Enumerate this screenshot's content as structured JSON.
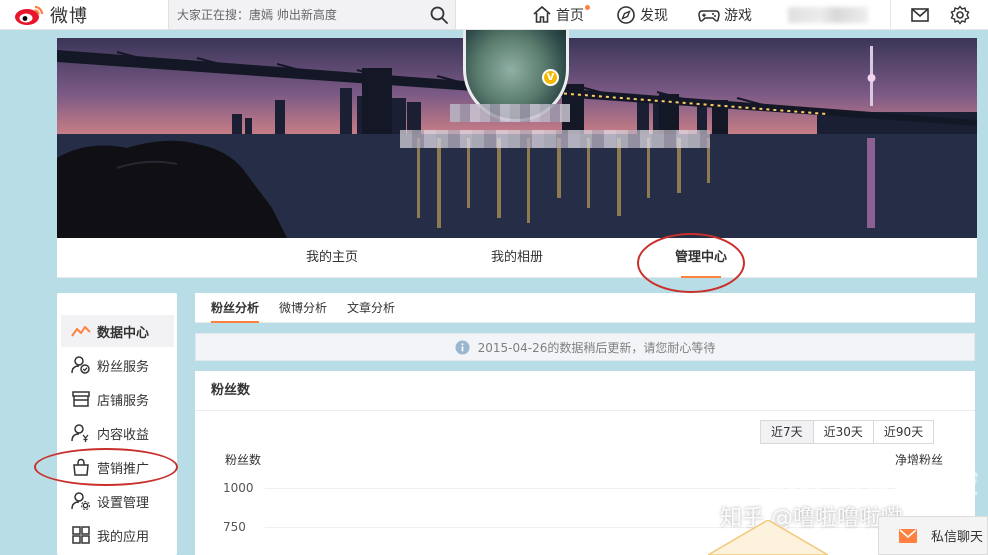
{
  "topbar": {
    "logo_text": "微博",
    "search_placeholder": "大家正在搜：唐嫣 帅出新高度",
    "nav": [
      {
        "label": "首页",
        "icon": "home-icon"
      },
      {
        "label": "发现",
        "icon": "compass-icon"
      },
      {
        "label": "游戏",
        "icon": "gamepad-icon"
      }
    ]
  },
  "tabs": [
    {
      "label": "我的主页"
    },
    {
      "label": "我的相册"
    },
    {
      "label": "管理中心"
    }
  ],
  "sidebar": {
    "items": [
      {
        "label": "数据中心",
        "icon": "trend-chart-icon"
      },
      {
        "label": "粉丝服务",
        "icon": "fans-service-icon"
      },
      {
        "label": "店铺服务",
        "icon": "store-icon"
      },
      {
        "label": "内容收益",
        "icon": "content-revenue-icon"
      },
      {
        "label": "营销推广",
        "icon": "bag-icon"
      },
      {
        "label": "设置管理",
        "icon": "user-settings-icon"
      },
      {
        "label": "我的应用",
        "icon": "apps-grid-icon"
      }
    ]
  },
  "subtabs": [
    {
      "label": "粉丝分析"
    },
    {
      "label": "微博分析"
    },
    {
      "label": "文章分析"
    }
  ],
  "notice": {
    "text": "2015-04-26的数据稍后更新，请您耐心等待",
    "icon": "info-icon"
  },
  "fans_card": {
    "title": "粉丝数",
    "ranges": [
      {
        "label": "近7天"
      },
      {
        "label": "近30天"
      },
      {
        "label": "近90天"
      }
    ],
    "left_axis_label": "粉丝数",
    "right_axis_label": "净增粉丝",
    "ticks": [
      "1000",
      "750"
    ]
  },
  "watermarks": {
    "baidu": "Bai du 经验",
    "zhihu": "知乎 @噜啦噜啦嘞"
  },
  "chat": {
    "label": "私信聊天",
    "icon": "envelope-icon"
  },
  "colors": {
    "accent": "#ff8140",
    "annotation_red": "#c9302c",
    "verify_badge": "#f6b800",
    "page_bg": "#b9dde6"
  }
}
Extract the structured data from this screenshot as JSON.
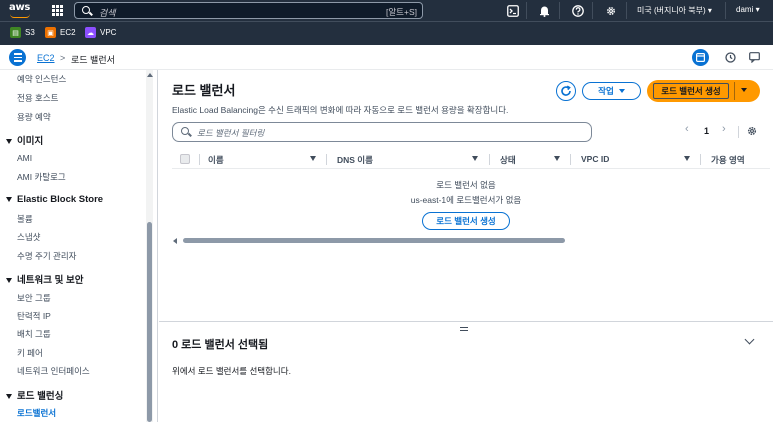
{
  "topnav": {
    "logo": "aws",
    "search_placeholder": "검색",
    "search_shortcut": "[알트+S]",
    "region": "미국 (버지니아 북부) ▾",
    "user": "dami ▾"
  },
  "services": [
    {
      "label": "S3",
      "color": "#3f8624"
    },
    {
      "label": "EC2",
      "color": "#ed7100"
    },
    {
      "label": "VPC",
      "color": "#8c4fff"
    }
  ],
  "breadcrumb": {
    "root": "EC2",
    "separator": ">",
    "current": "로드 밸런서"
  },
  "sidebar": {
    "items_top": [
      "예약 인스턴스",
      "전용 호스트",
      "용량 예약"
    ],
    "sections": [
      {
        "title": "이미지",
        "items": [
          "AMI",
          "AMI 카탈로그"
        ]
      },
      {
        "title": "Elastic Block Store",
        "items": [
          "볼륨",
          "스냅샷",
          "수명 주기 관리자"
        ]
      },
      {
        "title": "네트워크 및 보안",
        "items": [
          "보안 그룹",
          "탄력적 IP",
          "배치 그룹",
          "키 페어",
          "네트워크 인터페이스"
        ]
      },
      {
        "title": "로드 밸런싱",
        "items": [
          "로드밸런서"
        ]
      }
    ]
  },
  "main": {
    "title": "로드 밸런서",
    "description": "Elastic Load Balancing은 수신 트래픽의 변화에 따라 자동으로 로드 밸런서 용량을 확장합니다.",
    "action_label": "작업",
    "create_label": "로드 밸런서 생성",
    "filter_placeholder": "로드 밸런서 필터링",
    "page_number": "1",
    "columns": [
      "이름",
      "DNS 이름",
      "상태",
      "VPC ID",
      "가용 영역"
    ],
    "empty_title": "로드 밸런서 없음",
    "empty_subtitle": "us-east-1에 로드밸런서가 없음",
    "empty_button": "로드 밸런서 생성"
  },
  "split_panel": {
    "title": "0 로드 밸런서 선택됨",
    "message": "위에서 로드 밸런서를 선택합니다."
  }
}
========================================================================
Stated goal: Omitting all images, retype each line of the records precisely.

Solved problem:
Enumerate this screenshot's content as structured JSON.
{
  "topbar": {
    "logo_text": "微博",
    "search_placeholder": "大家正在搜：唐嫣 帅出新高度",
    "nav": [
      {
        "label": "首页",
        "icon": "home-icon"
      },
      {
        "label": "发现",
        "icon": "compass-icon"
      },
      {
        "label": "游戏",
        "icon": "gamepad-icon"
      }
    ]
  },
  "tabs": [
    {
      "label": "我的主页"
    },
    {
      "label": "我的相册"
    },
    {
      "label": "管理中心"
    }
  ],
  "sidebar": {
    "items": [
      {
        "label": "数据中心",
        "icon": "trend-chart-icon"
      },
      {
        "label": "粉丝服务",
        "icon": "fans-service-icon"
      },
      {
        "label": "店铺服务",
        "icon": "store-icon"
      },
      {
        "label": "内容收益",
        "icon": "content-revenue-icon"
      },
      {
        "label": "营销推广",
        "icon": "bag-icon"
      },
      {
        "label": "设置管理",
        "icon": "user-settings-icon"
      },
      {
        "label": "我的应用",
        "icon": "apps-grid-icon"
      }
    ]
  },
  "subtabs": [
    {
      "label": "粉丝分析"
    },
    {
      "label": "微博分析"
    },
    {
      "label": "文章分析"
    }
  ],
  "notice": {
    "text": "2015-04-26的数据稍后更新，请您耐心等待",
    "icon": "info-icon"
  },
  "fans_card": {
    "title": "粉丝数",
    "ranges": [
      {
        "label": "近7天"
      },
      {
        "label": "近30天"
      },
      {
        "label": "近90天"
      }
    ],
    "left_axis_label": "粉丝数",
    "right_axis_label": "净增粉丝",
    "ticks": [
      "1000",
      "750"
    ]
  },
  "watermarks": {
    "baidu": "Bai du 经验",
    "zhihu": "知乎 @噜啦噜啦嘞"
  },
  "chat": {
    "label": "私信聊天",
    "icon": "envelope-icon"
  },
  "colors": {
    "accent": "#ff8140",
    "annotation_red": "#c9302c",
    "verify_badge": "#f6b800",
    "page_bg": "#b9dde6"
  }
}
Extract the structured data from this screenshot as JSON.
{
  "topnav": {
    "logo": "aws",
    "search_placeholder": "검색",
    "search_shortcut": "[알트+S]",
    "region": "미국 (버지니아 북부) ▾",
    "user": "dami ▾"
  },
  "services": [
    {
      "label": "S3",
      "color": "#3f8624"
    },
    {
      "label": "EC2",
      "color": "#ed7100"
    },
    {
      "label": "VPC",
      "color": "#8c4fff"
    }
  ],
  "breadcrumb": {
    "root": "EC2",
    "separator": ">",
    "current": "로드 밸런서"
  },
  "sidebar": {
    "items_top": [
      "예약 인스턴스",
      "전용 호스트",
      "용량 예약"
    ],
    "sections": [
      {
        "title": "이미지",
        "items": [
          "AMI",
          "AMI 카탈로그"
        ]
      },
      {
        "title": "Elastic Block Store",
        "items": [
          "볼륨",
          "스냅샷",
          "수명 주기 관리자"
        ]
      },
      {
        "title": "네트워크 및 보안",
        "items": [
          "보안 그룹",
          "탄력적 IP",
          "배치 그룹",
          "키 페어",
          "네트워크 인터페이스"
        ]
      },
      {
        "title": "로드 밸런싱",
        "items": [
          "로드밸런서"
        ]
      }
    ]
  },
  "main": {
    "title": "로드 밸런서",
    "description": "Elastic Load Balancing은 수신 트래픽의 변화에 따라 자동으로 로드 밸런서 용량을 확장합니다.",
    "action_label": "작업",
    "create_label": "로드 밸런서 생성",
    "filter_placeholder": "로드 밸런서 필터링",
    "page_number": "1",
    "columns": [
      "이름",
      "DNS 이름",
      "상태",
      "VPC ID",
      "가용 영역"
    ],
    "empty_title": "로드 밸런서 없음",
    "empty_subtitle": "us-east-1에 로드밸런서가 없음",
    "empty_button": "로드 밸런서 생성"
  },
  "split_panel": {
    "title": "0 로드 밸런서 선택됨",
    "message": "위에서 로드 밸런서를 선택합니다."
  }
}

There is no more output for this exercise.